* Problem statement
Copy out each line of the data holding "name".

--- start Listed entries ---

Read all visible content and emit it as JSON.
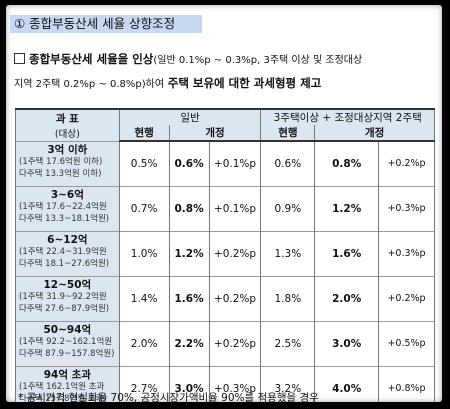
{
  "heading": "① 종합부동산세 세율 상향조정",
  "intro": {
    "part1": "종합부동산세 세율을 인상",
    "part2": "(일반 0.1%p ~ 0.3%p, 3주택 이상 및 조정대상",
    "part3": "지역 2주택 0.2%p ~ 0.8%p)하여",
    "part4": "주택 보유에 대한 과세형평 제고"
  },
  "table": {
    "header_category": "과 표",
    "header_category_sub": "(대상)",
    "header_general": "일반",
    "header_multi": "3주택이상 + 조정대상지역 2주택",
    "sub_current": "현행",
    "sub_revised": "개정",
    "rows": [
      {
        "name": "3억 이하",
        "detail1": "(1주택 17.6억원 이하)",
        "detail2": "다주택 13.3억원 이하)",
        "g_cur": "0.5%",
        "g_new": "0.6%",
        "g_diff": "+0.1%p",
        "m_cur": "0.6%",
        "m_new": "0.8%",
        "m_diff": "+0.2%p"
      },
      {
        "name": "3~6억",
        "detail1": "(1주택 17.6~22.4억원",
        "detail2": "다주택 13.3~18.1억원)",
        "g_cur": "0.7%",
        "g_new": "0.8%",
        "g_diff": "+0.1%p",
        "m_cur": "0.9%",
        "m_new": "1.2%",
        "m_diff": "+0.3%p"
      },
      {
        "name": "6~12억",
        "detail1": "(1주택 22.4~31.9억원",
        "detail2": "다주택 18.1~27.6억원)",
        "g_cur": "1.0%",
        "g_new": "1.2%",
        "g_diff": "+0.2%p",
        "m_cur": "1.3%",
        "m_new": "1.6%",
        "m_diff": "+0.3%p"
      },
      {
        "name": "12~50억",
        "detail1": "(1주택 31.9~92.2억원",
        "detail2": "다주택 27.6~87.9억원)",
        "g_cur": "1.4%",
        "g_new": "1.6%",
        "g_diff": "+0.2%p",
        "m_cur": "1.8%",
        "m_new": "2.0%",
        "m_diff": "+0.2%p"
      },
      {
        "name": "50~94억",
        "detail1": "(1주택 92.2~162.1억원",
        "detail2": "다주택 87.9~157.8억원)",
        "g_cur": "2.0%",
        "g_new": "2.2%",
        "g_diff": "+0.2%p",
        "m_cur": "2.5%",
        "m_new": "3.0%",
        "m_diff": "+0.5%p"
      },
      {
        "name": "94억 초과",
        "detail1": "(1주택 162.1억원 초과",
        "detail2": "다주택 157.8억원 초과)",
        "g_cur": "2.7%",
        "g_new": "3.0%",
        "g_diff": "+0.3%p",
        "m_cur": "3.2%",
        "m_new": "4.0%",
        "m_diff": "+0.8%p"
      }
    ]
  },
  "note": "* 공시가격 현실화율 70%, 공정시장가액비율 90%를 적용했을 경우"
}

--- end Listed entries ---

* Exercise response
        "name": "3억 이하",
        "name": "3~6억",
        "name": "6~12억",
        "name": "12~50억",
        "name": "50~94억",
        "name": "94억 초과",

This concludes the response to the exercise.